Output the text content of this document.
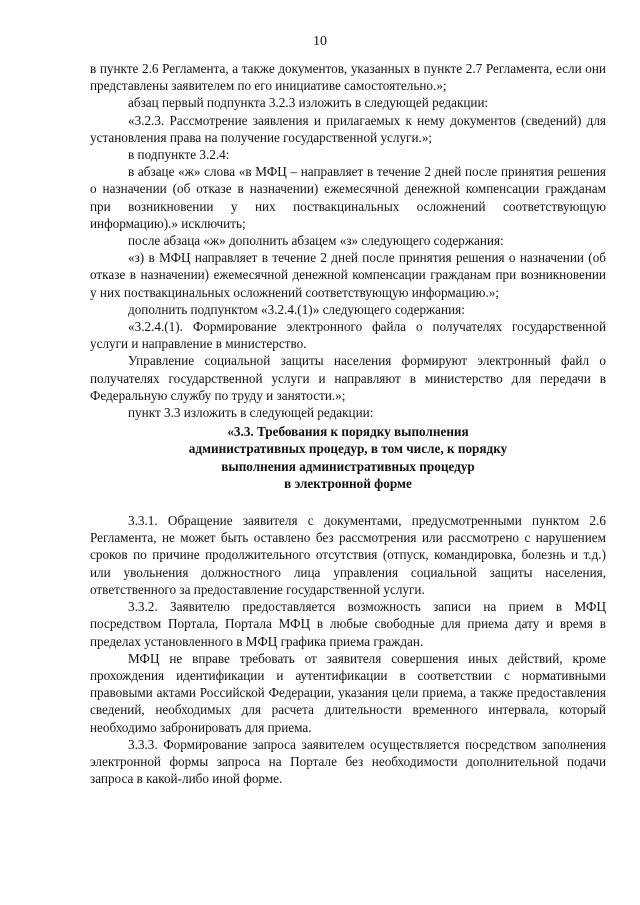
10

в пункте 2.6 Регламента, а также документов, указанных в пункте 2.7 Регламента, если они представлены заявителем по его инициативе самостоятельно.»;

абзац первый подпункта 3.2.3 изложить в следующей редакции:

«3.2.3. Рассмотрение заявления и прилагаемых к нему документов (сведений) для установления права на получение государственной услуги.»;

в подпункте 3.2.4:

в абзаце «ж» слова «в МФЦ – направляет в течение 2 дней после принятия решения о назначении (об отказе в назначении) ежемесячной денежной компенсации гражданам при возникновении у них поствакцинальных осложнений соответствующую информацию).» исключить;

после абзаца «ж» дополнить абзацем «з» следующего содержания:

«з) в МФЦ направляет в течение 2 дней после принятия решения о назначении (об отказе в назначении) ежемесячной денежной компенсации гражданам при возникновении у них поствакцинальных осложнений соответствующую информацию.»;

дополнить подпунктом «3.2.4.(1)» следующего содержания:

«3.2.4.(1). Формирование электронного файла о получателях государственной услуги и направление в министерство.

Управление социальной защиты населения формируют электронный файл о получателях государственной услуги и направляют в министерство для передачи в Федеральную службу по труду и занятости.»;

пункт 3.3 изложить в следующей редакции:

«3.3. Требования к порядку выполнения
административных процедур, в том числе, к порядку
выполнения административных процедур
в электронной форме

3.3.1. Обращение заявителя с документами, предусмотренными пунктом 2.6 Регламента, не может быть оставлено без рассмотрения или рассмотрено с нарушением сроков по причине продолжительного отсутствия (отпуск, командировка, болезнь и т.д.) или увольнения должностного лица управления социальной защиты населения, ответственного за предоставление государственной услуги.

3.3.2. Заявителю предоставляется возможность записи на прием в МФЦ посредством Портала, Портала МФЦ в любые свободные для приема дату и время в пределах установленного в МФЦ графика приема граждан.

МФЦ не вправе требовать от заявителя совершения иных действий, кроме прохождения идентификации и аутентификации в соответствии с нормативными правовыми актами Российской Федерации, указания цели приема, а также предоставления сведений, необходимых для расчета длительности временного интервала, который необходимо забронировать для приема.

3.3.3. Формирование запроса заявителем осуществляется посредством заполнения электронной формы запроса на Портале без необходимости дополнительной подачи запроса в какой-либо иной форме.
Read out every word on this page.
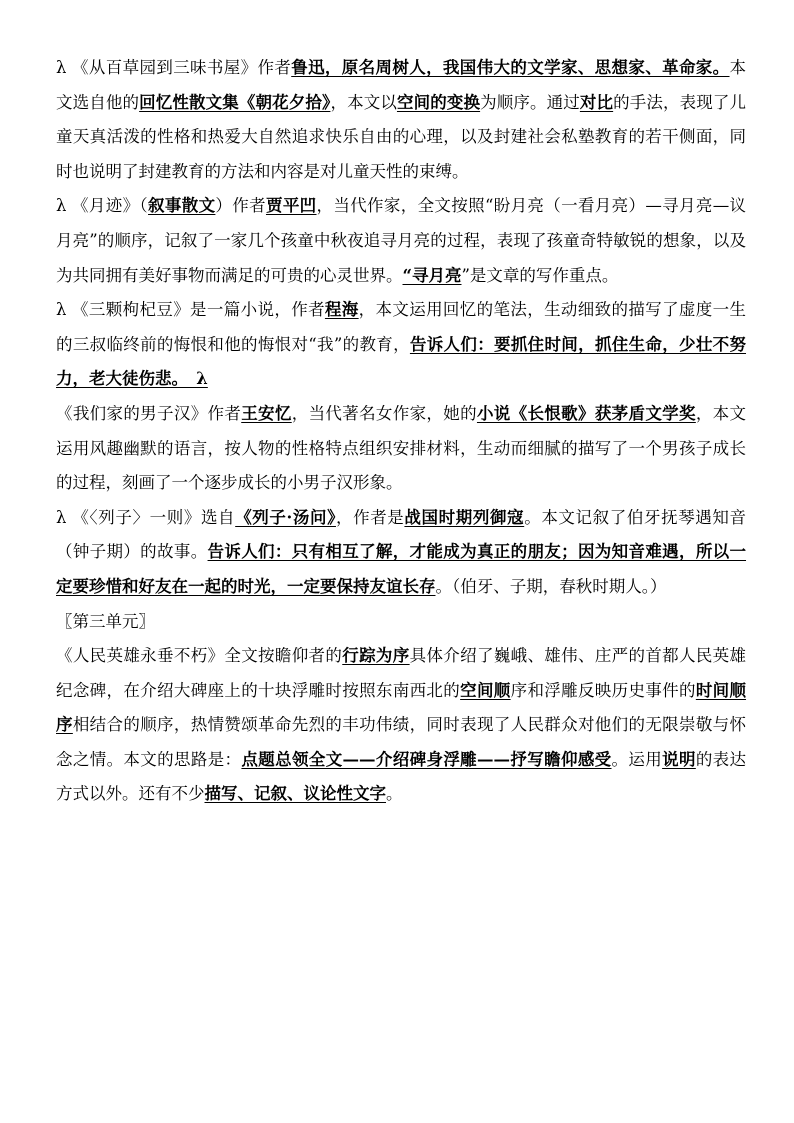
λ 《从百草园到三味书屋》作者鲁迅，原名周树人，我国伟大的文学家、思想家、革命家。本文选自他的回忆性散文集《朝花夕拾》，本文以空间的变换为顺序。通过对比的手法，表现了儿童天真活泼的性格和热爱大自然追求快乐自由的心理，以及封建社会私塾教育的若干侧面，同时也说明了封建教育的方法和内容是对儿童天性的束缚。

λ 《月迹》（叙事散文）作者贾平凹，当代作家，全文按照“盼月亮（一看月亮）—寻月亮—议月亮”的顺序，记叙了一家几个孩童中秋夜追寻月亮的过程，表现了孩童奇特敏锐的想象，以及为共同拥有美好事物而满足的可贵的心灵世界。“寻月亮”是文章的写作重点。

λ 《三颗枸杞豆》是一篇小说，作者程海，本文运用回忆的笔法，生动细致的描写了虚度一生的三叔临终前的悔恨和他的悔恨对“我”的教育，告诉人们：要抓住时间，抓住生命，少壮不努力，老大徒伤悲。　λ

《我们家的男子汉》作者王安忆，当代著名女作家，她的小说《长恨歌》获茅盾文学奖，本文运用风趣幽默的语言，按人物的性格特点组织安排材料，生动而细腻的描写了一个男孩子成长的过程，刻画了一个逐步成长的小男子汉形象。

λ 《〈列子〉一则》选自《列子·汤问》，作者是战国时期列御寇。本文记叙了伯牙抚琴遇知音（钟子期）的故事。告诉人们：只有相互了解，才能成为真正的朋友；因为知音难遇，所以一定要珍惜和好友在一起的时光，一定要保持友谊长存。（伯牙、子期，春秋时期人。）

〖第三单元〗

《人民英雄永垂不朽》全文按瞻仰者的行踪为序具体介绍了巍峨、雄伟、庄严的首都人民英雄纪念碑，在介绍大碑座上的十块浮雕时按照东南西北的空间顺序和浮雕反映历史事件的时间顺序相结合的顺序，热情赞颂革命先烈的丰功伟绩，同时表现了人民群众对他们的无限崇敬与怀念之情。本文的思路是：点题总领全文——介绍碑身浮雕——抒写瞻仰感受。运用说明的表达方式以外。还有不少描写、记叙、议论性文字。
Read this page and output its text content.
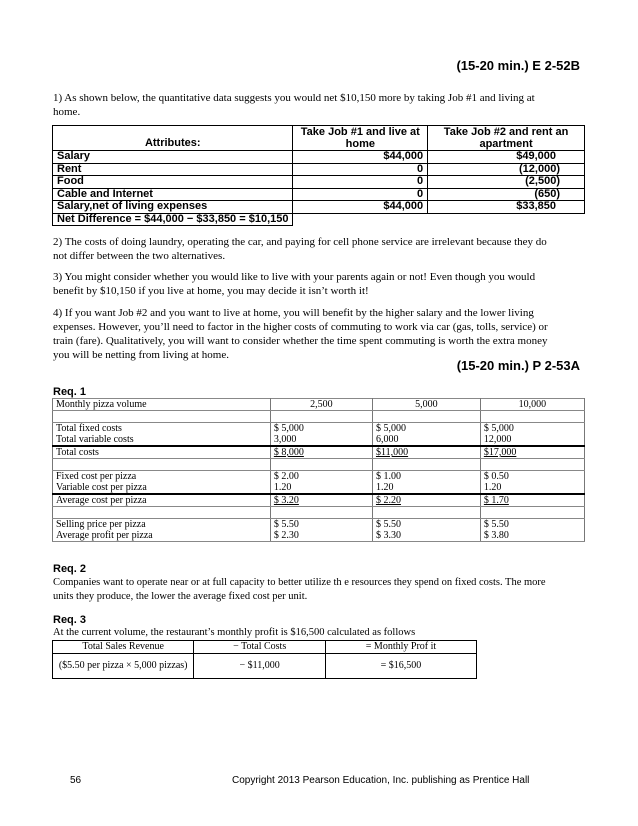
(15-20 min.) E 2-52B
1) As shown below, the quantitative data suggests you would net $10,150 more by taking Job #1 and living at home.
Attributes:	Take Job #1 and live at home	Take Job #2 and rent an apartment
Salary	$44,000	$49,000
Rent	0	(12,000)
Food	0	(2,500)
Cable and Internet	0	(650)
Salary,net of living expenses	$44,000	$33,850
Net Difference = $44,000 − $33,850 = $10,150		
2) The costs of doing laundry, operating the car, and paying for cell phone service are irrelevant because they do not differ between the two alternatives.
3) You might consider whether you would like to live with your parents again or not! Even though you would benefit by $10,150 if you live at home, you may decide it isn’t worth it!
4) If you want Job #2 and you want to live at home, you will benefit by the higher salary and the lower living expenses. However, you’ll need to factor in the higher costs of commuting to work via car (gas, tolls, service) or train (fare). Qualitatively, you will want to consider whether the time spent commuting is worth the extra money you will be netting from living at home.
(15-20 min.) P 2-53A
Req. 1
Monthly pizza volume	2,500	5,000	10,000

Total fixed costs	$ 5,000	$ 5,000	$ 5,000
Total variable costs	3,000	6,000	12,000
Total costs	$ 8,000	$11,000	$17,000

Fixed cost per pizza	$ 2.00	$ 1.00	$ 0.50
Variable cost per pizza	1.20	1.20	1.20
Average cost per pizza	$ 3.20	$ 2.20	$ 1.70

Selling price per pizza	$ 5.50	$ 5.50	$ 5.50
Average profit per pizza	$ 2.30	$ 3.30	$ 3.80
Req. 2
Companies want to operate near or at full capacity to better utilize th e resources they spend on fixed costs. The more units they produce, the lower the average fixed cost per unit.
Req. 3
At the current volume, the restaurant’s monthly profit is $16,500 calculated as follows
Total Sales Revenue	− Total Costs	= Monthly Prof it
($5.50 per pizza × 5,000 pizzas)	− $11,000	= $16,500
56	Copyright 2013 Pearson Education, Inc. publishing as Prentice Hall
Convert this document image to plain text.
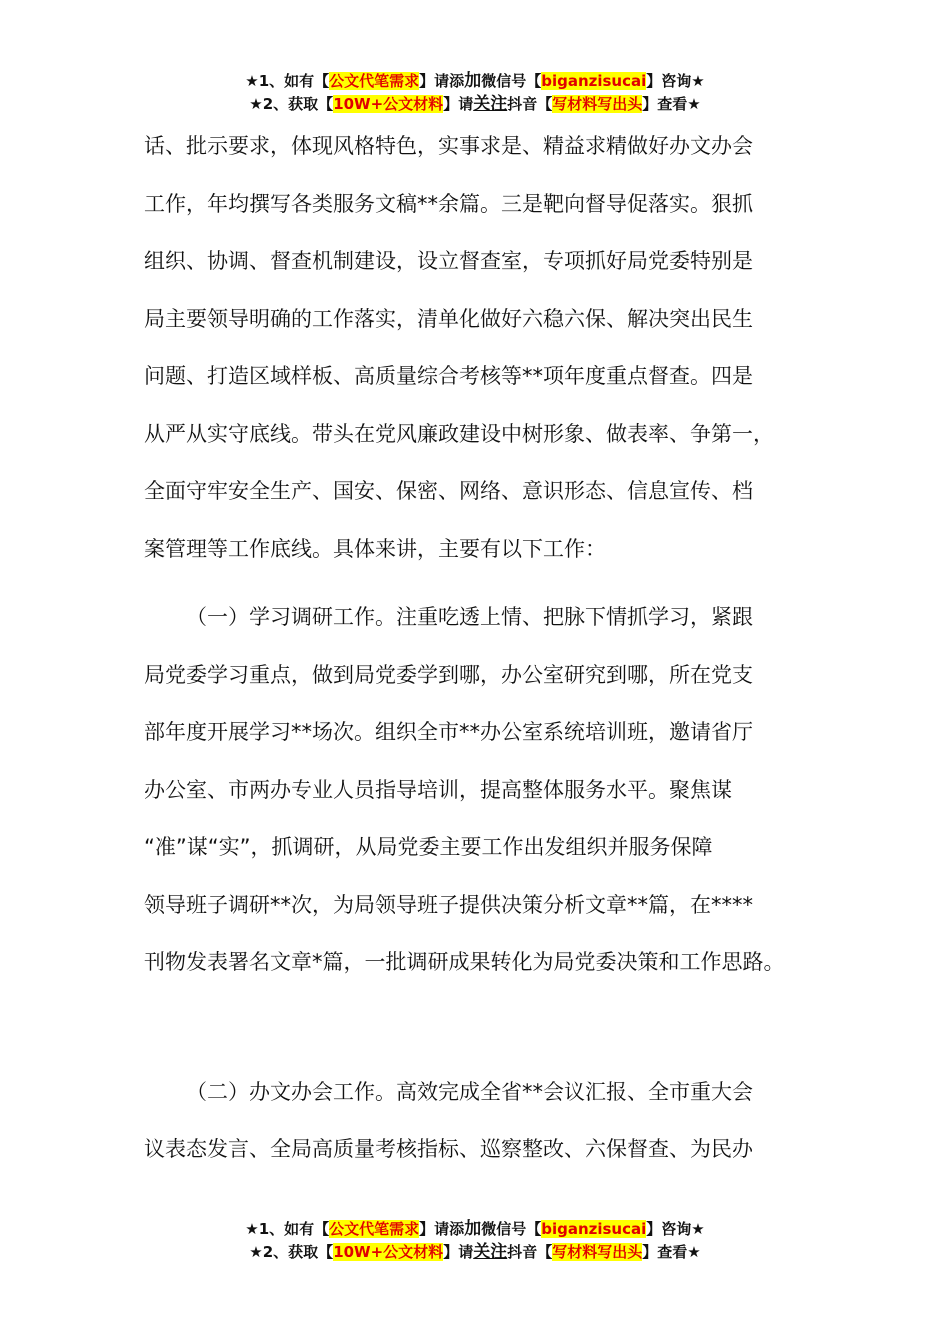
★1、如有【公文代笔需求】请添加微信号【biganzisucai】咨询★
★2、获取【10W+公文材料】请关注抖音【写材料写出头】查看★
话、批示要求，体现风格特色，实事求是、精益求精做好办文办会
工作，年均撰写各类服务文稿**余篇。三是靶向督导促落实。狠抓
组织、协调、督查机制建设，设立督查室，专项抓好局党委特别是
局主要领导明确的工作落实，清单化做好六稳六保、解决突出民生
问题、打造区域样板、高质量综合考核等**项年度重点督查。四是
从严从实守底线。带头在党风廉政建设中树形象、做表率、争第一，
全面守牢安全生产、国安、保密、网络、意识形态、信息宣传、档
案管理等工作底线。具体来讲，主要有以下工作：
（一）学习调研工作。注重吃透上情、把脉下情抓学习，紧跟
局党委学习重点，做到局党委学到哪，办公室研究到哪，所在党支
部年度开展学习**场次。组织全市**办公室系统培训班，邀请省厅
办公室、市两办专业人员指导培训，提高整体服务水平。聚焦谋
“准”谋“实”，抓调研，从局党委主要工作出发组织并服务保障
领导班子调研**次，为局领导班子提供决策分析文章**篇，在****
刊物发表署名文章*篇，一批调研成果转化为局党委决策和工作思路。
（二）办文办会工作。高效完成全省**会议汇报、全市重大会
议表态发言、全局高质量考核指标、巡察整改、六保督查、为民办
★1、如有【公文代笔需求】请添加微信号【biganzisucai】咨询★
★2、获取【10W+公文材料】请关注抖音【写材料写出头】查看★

+-------+

__SHORT TASK__: Say how many lines in this listing hold the string "volume", giving the count and nothing more.

__WRITTEN ANSWER__: 2